+++ Records to process +++

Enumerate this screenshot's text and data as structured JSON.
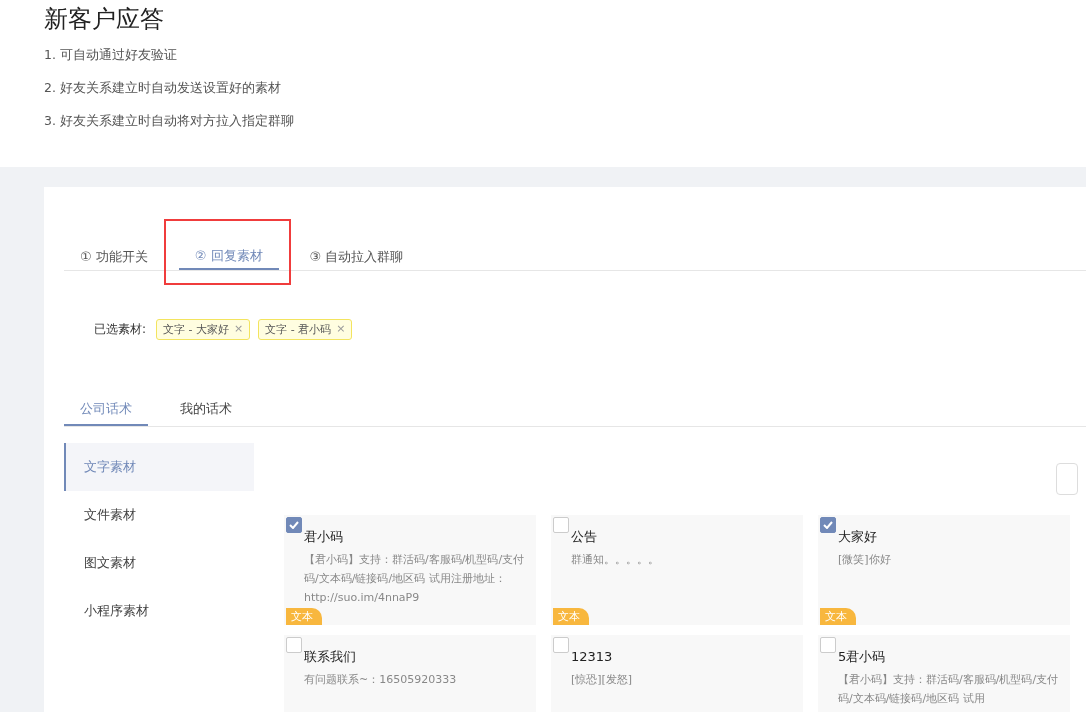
{
  "title": "新客户应答",
  "features": [
    "1. 可自动通过好友验证",
    "2. 好友关系建立时自动发送设置好的素材",
    "3. 好友关系建立时自动将对方拉入指定群聊"
  ],
  "steps": [
    {
      "mark": "①",
      "label": "功能开关",
      "selected": false,
      "highlighted": false
    },
    {
      "mark": "②",
      "label": "回复素材",
      "selected": true,
      "highlighted": true
    },
    {
      "mark": "③",
      "label": "自动拉入群聊",
      "selected": false,
      "highlighted": false
    }
  ],
  "selected_materials": {
    "label": "已选素材:",
    "tags": [
      {
        "text": "文字 - 大家好",
        "remove": "×"
      },
      {
        "text": "文字 - 君小码",
        "remove": "×"
      }
    ]
  },
  "script_tabs": [
    {
      "label": "公司话术",
      "selected": true
    },
    {
      "label": "我的话术",
      "selected": false
    }
  ],
  "categories": [
    {
      "label": "文字素材",
      "selected": true
    },
    {
      "label": "文件素材",
      "selected": false
    },
    {
      "label": "图文素材",
      "selected": false
    },
    {
      "label": "小程序素材",
      "selected": false
    }
  ],
  "cards": [
    {
      "checked": true,
      "title": "君小码",
      "body": "【君小码】支持：群活码/客服码/机型码/支付码/文本码/链接码/地区码 试用注册地址：http://suo.im/4nnaP9",
      "tag": "文本"
    },
    {
      "checked": false,
      "title": "公告",
      "body": "群通知。。。。。",
      "tag": "文本"
    },
    {
      "checked": true,
      "title": "大家好",
      "body": "[微笑]你好",
      "tag": "文本"
    },
    {
      "checked": false,
      "title": "联系我们",
      "body": "有问题联系~：16505920333"
    },
    {
      "checked": false,
      "title": "12313",
      "body": "[惊恐][发怒]"
    },
    {
      "checked": false,
      "title": "5君小码",
      "body": "【君小码】支持：群活码/客服码/机型码/支付码/文本码/链接码/地区码 试用"
    }
  ]
}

+++

### [The request]
Transcribe the material exactly, and leave out whatever pictures it holds.

### [Expected output]
Enumerate this screenshot's text and data as structured JSON.
{
  "title": "新客户应答",
  "features": [
    "1. 可自动通过好友验证",
    "2. 好友关系建立时自动发送设置好的素材",
    "3. 好友关系建立时自动将对方拉入指定群聊"
  ],
  "steps": [
    {
      "mark": "①",
      "label": "功能开关",
      "selected": false,
      "highlighted": false
    },
    {
      "mark": "②",
      "label": "回复素材",
      "selected": true,
      "highlighted": true
    },
    {
      "mark": "③",
      "label": "自动拉入群聊",
      "selected": false,
      "highlighted": false
    }
  ],
  "selected_materials": {
    "label": "已选素材:",
    "tags": [
      {
        "text": "文字 - 大家好",
        "remove": "×"
      },
      {
        "text": "文字 - 君小码",
        "remove": "×"
      }
    ]
  },
  "script_tabs": [
    {
      "label": "公司话术",
      "selected": true
    },
    {
      "label": "我的话术",
      "selected": false
    }
  ],
  "categories": [
    {
      "label": "文字素材",
      "selected": true
    },
    {
      "label": "文件素材",
      "selected": false
    },
    {
      "label": "图文素材",
      "selected": false
    },
    {
      "label": "小程序素材",
      "selected": false
    }
  ],
  "cards": [
    {
      "checked": true,
      "title": "君小码",
      "body": "【君小码】支持：群活码/客服码/机型码/支付码/文本码/链接码/地区码 试用注册地址：http://suo.im/4nnaP9",
      "tag": "文本"
    },
    {
      "checked": false,
      "title": "公告",
      "body": "群通知。。。。。",
      "tag": "文本"
    },
    {
      "checked": true,
      "title": "大家好",
      "body": "[微笑]你好",
      "tag": "文本"
    },
    {
      "checked": false,
      "title": "联系我们",
      "body": "有问题联系~：16505920333"
    },
    {
      "checked": false,
      "title": "12313",
      "body": "[惊恐][发怒]"
    },
    {
      "checked": false,
      "title": "5君小码",
      "body": "【君小码】支持：群活码/客服码/机型码/支付码/文本码/链接码/地区码 试用"
    }
  ]
}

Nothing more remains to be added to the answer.